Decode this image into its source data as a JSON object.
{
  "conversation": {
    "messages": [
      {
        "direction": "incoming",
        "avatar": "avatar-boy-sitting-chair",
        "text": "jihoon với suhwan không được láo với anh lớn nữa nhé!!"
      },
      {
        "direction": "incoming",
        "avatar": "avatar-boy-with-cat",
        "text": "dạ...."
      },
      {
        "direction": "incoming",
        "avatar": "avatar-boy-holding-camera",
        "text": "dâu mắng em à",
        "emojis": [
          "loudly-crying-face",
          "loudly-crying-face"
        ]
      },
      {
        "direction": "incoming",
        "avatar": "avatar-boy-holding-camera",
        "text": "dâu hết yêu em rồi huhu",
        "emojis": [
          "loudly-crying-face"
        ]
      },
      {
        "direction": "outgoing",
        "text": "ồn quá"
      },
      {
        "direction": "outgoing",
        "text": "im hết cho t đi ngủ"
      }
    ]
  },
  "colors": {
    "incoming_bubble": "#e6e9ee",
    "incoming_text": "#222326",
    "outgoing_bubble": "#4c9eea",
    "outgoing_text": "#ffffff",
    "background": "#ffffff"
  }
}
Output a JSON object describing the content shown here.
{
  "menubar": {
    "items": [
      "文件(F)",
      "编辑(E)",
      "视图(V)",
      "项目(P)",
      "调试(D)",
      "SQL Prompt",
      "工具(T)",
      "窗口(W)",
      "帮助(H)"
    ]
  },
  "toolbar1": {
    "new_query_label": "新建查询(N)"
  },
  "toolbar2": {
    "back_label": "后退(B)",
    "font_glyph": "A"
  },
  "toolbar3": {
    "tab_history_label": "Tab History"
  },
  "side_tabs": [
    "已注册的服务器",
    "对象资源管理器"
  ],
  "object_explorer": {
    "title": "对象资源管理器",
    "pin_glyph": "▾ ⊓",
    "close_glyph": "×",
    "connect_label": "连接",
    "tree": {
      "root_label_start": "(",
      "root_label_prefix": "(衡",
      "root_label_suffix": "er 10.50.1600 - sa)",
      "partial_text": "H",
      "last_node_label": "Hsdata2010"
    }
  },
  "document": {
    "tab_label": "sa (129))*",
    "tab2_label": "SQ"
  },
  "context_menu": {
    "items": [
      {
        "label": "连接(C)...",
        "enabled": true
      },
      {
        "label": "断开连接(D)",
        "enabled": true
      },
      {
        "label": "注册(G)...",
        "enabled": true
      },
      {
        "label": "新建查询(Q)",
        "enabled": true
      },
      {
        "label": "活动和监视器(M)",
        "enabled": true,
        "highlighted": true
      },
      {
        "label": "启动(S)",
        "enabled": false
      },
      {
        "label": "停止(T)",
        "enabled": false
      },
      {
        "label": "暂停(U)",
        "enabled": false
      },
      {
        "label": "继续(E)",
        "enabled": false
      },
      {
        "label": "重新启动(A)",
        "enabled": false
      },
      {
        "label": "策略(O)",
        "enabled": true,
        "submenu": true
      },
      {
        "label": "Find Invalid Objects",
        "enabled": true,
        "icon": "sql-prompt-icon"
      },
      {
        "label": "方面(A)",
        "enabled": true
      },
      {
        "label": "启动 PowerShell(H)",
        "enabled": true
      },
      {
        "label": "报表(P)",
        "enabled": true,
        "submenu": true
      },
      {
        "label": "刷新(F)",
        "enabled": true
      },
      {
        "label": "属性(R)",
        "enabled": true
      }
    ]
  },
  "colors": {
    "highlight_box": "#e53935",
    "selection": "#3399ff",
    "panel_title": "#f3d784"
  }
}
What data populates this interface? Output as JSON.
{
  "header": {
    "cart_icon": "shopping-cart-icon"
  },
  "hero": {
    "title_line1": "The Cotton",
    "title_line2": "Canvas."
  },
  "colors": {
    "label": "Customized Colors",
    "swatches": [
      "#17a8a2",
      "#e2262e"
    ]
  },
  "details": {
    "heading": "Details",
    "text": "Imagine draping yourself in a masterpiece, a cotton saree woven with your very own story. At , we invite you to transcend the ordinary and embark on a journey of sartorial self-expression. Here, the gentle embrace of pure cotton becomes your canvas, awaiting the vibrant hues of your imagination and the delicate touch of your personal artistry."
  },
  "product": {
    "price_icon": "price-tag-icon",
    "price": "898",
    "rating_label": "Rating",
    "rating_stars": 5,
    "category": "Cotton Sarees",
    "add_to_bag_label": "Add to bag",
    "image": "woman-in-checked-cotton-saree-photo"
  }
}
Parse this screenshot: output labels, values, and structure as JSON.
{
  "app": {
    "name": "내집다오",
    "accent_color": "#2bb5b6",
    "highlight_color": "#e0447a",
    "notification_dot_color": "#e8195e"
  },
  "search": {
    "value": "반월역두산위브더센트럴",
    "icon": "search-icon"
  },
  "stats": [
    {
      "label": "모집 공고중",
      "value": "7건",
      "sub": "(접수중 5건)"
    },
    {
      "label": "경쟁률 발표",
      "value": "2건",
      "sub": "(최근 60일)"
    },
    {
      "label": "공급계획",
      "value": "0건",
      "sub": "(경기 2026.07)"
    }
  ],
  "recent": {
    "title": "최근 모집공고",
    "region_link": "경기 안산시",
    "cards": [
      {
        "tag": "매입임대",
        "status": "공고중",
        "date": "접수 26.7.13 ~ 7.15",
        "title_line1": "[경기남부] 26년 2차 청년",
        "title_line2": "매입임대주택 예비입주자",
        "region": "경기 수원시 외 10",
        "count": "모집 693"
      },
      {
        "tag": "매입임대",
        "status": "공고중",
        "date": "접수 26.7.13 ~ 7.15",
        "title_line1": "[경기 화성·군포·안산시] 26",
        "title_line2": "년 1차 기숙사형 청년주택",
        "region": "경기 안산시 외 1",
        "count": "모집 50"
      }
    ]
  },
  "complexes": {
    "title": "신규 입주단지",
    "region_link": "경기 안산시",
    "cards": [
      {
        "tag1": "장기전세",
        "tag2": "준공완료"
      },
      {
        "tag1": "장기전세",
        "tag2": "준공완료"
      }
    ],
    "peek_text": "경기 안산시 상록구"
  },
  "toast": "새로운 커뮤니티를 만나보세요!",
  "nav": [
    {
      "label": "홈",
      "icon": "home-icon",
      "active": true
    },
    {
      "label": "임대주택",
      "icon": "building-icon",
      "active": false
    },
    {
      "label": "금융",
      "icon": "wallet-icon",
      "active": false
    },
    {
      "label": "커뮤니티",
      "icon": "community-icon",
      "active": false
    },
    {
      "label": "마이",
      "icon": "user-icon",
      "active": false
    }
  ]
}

§ §

Word for word, extract all the records.

Decode this image into its source data as a JSON object.
{
  "conversation": {
    "messages": [
      {
        "direction": "incoming",
        "avatar": "avatar-boy-sitting-chair",
        "text": "jihoon với suhwan không được láo với anh lớn nữa nhé!!"
      },
      {
        "direction": "incoming",
        "avatar": "avatar-boy-with-cat",
        "text": "dạ...."
      },
      {
        "direction": "incoming",
        "avatar": "avatar-boy-holding-camera",
        "text": "dâu mắng em à",
        "emojis": [
          "loudly-crying-face",
          "loudly-crying-face"
        ]
      },
      {
        "direction": "incoming",
        "avatar": "avatar-boy-holding-camera",
        "text": "dâu hết yêu em rồi huhu",
        "emojis": [
          "loudly-crying-face"
        ]
      },
      {
        "direction": "outgoing",
        "text": "ồn quá"
      },
      {
        "direction": "outgoing",
        "text": "im hết cho t đi ngủ"
      }
    ]
  },
  "colors": {
    "incoming_bubble": "#e6e9ee",
    "incoming_text": "#222326",
    "outgoing_bubble": "#4c9eea",
    "outgoing_text": "#ffffff",
    "background": "#ffffff"
  }
}
Output a JSON object describing the content shown here.
{
  "menubar": {
    "items": [
      "文件(F)",
      "编辑(E)",
      "视图(V)",
      "项目(P)",
      "调试(D)",
      "SQL Prompt",
      "工具(T)",
      "窗口(W)",
      "帮助(H)"
    ]
  },
  "toolbar1": {
    "new_query_label": "新建查询(N)"
  },
  "toolbar2": {
    "back_label": "后退(B)",
    "font_glyph": "A"
  },
  "toolbar3": {
    "tab_history_label": "Tab History"
  },
  "side_tabs": [
    "已注册的服务器",
    "对象资源管理器"
  ],
  "object_explorer": {
    "title": "对象资源管理器",
    "pin_glyph": "▾ ⊓",
    "close_glyph": "×",
    "connect_label": "连接",
    "tree": {
      "root_label_start": "(",
      "root_label_prefix": "(衡",
      "root_label_suffix": "er 10.50.1600 - sa)",
      "partial_text": "H",
      "last_node_label": "Hsdata2010"
    }
  },
  "document": {
    "tab_label": "sa (129))*",
    "tab2_label": "SQ"
  },
  "context_menu": {
    "items": [
      {
        "label": "连接(C)...",
        "enabled": true
      },
      {
        "label": "断开连接(D)",
        "enabled": true
      },
      {
        "label": "注册(G)...",
        "enabled": true
      },
      {
        "label": "新建查询(Q)",
        "enabled": true
      },
      {
        "label": "活动和监视器(M)",
        "enabled": true,
        "highlighted": true
      },
      {
        "label": "启动(S)",
        "enabled": false
      },
      {
        "label": "停止(T)",
        "enabled": false
      },
      {
        "label": "暂停(U)",
        "enabled": false
      },
      {
        "label": "继续(E)",
        "enabled": false
      },
      {
        "label": "重新启动(A)",
        "enabled": false
      },
      {
        "label": "策略(O)",
        "enabled": true,
        "submenu": true
      },
      {
        "label": "Find Invalid Objects",
        "enabled": true,
        "icon": "sql-prompt-icon"
      },
      {
        "label": "方面(A)",
        "enabled": true
      },
      {
        "label": "启动 PowerShell(H)",
        "enabled": true
      },
      {
        "label": "报表(P)",
        "enabled": true,
        "submenu": true
      },
      {
        "label": "刷新(F)",
        "enabled": true
      },
      {
        "label": "属性(R)",
        "enabled": true
      }
    ]
  },
  "colors": {
    "highlight_box": "#e53935",
    "selection": "#3399ff",
    "panel_title": "#f3d784"
  }
}
What data populates this interface? Output as JSON.
{
  "header": {
    "cart_icon": "shopping-cart-icon"
  },
  "hero": {
    "title_line1": "The Cotton",
    "title_line2": "Canvas."
  },
  "colors": {
    "label": "Customized Colors",
    "swatches": [
      "#17a8a2",
      "#e2262e"
    ]
  },
  "details": {
    "heading": "Details",
    "text": "Imagine draping yourself in a masterpiece, a cotton saree woven with your very own story. At , we invite you to transcend the ordinary and embark on a journey of sartorial self-expression. Here, the gentle embrace of pure cotton becomes your canvas, awaiting the vibrant hues of your imagination and the delicate touch of your personal artistry."
  },
  "product": {
    "price_icon": "price-tag-icon",
    "price": "898",
    "rating_label": "Rating",
    "rating_stars": 5,
    "category": "Cotton Sarees",
    "add_to_bag_label": "Add to bag",
    "image": "woman-in-checked-cotton-saree-photo"
  }
}
Parse this screenshot: output labels, values, and structure as JSON.
{
  "app": {
    "name": "내집다오",
    "accent_color": "#2bb5b6",
    "highlight_color": "#e0447a",
    "notification_dot_color": "#e8195e"
  },
  "search": {
    "value": "반월역두산위브더센트럴",
    "icon": "search-icon"
  },
  "stats": [
    {
      "label": "모집 공고중",
      "value": "7건",
      "sub": "(접수중 5건)"
    },
    {
      "label": "경쟁률 발표",
      "value": "2건",
      "sub": "(최근 60일)"
    },
    {
      "label": "공급계획",
      "value": "0건",
      "sub": "(경기 2026.07)"
    }
  ],
  "recent": {
    "title": "최근 모집공고",
    "region_link": "경기 안산시",
    "cards": [
      {
        "tag": "매입임대",
        "status": "공고중",
        "date": "접수 26.7.13 ~ 7.15",
        "title_line1": "[경기남부] 26년 2차 청년",
        "title_line2": "매입임대주택 예비입주자",
        "region": "경기 수원시 외 10",
        "count": "모집 693"
      },
      {
        "tag": "매입임대",
        "status": "공고중",
        "date": "접수 26.7.13 ~ 7.15",
        "title_line1": "[경기 화성·군포·안산시] 26",
        "title_line2": "년 1차 기숙사형 청년주택",
        "region": "경기 안산시 외 1",
        "count": "모집 50"
      }
    ]
  },
  "complexes": {
    "title": "신규 입주단지",
    "region_link": "경기 안산시",
    "cards": [
      {
        "tag1": "장기전세",
        "tag2": "준공완료"
      },
      {
        "tag1": "장기전세",
        "tag2": "준공완료"
      }
    ],
    "peek_text": "경기 안산시 상록구"
  },
  "toast": "새로운 커뮤니티를 만나보세요!",
  "nav": [
    {
      "label": "홈",
      "icon": "home-icon",
      "active": true
    },
    {
      "label": "임대주택",
      "icon": "building-icon",
      "active": false
    },
    {
      "label": "금융",
      "icon": "wallet-icon",
      "active": false
    },
    {
      "label": "커뮤니티",
      "icon": "community-icon",
      "active": false
    },
    {
      "label": "마이",
      "icon": "user-icon",
      "active": false
    }
  ]
}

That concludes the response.